JOB:
Your task is to transcribe the data in full.

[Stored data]
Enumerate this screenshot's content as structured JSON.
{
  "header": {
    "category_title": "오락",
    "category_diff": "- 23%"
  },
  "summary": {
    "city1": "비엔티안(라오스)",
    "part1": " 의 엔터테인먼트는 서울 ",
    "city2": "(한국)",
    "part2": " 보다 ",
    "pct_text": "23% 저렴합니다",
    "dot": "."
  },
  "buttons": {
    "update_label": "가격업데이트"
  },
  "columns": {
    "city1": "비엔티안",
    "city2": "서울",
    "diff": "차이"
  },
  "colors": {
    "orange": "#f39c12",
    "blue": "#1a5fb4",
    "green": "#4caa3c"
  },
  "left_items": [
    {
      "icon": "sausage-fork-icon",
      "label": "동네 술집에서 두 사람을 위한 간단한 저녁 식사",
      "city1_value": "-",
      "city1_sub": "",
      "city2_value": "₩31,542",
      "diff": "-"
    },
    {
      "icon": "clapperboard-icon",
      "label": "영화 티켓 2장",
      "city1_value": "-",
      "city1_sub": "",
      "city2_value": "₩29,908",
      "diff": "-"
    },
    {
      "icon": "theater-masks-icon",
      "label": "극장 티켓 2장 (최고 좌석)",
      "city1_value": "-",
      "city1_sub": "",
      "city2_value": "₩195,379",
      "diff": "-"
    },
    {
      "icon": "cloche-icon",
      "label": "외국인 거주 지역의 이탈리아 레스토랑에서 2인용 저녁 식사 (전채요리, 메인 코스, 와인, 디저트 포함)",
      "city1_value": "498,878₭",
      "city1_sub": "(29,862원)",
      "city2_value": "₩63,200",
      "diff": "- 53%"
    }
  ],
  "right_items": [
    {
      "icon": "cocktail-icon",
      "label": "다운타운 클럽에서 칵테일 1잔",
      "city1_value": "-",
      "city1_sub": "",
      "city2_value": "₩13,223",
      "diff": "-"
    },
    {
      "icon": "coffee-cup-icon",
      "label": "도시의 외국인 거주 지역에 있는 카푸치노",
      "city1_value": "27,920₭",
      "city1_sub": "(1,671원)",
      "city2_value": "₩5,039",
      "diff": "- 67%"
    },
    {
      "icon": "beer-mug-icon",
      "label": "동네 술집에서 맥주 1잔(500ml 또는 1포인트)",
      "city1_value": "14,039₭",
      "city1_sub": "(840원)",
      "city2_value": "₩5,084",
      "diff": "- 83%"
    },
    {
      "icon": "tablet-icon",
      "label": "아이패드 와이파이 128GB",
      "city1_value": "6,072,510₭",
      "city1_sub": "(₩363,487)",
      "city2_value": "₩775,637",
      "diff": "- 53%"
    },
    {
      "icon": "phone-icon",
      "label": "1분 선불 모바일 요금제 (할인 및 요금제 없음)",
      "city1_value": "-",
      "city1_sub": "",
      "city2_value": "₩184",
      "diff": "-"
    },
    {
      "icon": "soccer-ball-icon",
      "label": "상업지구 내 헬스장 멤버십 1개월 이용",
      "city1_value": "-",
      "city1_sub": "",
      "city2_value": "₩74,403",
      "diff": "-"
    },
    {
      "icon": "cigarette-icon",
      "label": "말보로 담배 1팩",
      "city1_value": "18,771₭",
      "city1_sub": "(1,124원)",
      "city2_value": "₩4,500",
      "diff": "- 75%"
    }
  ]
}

TASK RESPONSE:
Enumerate this screenshot's content as structured JSON.
{
  "header": {
    "category_title": "오락",
    "category_diff": "- 23%"
  },
  "summary": {
    "city1": "비엔티안(라오스)",
    "part1": " 의 엔터테인먼트는 서울 ",
    "city2": "(한국)",
    "part2": " 보다 ",
    "pct_text": "23% 저렴합니다",
    "dot": "."
  },
  "buttons": {
    "update_label": "가격업데이트"
  },
  "columns": {
    "city1": "비엔티안",
    "city2": "서울",
    "diff": "차이"
  },
  "colors": {
    "orange": "#f39c12",
    "blue": "#1a5fb4",
    "green": "#4caa3c"
  },
  "left_items": [
    {
      "icon": "sausage-fork-icon",
      "label": "동네 술집에서 두 사람을 위한 간단한 저녁 식사",
      "city1_value": "-",
      "city1_sub": "",
      "city2_value": "₩31,542",
      "diff": "-"
    },
    {
      "icon": "clapperboard-icon",
      "label": "영화 티켓 2장",
      "city1_value": "-",
      "city1_sub": "",
      "city2_value": "₩29,908",
      "diff": "-"
    },
    {
      "icon": "theater-masks-icon",
      "label": "극장 티켓 2장 (최고 좌석)",
      "city1_value": "-",
      "city1_sub": "",
      "city2_value": "₩195,379",
      "diff": "-"
    },
    {
      "icon": "cloche-icon",
      "label": "외국인 거주 지역의 이탈리아 레스토랑에서 2인용 저녁 식사 (전채요리, 메인 코스, 와인, 디저트 포함)",
      "city1_value": "498,878₭",
      "city1_sub": "(29,862원)",
      "city2_value": "₩63,200",
      "diff": "- 53%"
    }
  ],
  "right_items": [
    {
      "icon": "cocktail-icon",
      "label": "다운타운 클럽에서 칵테일 1잔",
      "city1_value": "-",
      "city1_sub": "",
      "city2_value": "₩13,223",
      "diff": "-"
    },
    {
      "icon": "coffee-cup-icon",
      "label": "도시의 외국인 거주 지역에 있는 카푸치노",
      "city1_value": "27,920₭",
      "city1_sub": "(1,671원)",
      "city2_value": "₩5,039",
      "diff": "- 67%"
    },
    {
      "icon": "beer-mug-icon",
      "label": "동네 술집에서 맥주 1잔(500ml 또는 1포인트)",
      "city1_value": "14,039₭",
      "city1_sub": "(840원)",
      "city2_value": "₩5,084",
      "diff": "- 83%"
    },
    {
      "icon": "tablet-icon",
      "label": "아이패드 와이파이 128GB",
      "city1_value": "6,072,510₭",
      "city1_sub": "(₩363,487)",
      "city2_value": "₩775,637",
      "diff": "- 53%"
    },
    {
      "icon": "phone-icon",
      "label": "1분 선불 모바일 요금제 (할인 및 요금제 없음)",
      "city1_value": "-",
      "city1_sub": "",
      "city2_value": "₩184",
      "diff": "-"
    },
    {
      "icon": "soccer-ball-icon",
      "label": "상업지구 내 헬스장 멤버십 1개월 이용",
      "city1_value": "-",
      "city1_sub": "",
      "city2_value": "₩74,403",
      "diff": "-"
    },
    {
      "icon": "cigarette-icon",
      "label": "말보로 담배 1팩",
      "city1_value": "18,771₭",
      "city1_sub": "(1,124원)",
      "city2_value": "₩4,500",
      "diff": "- 75%"
    }
  ]
}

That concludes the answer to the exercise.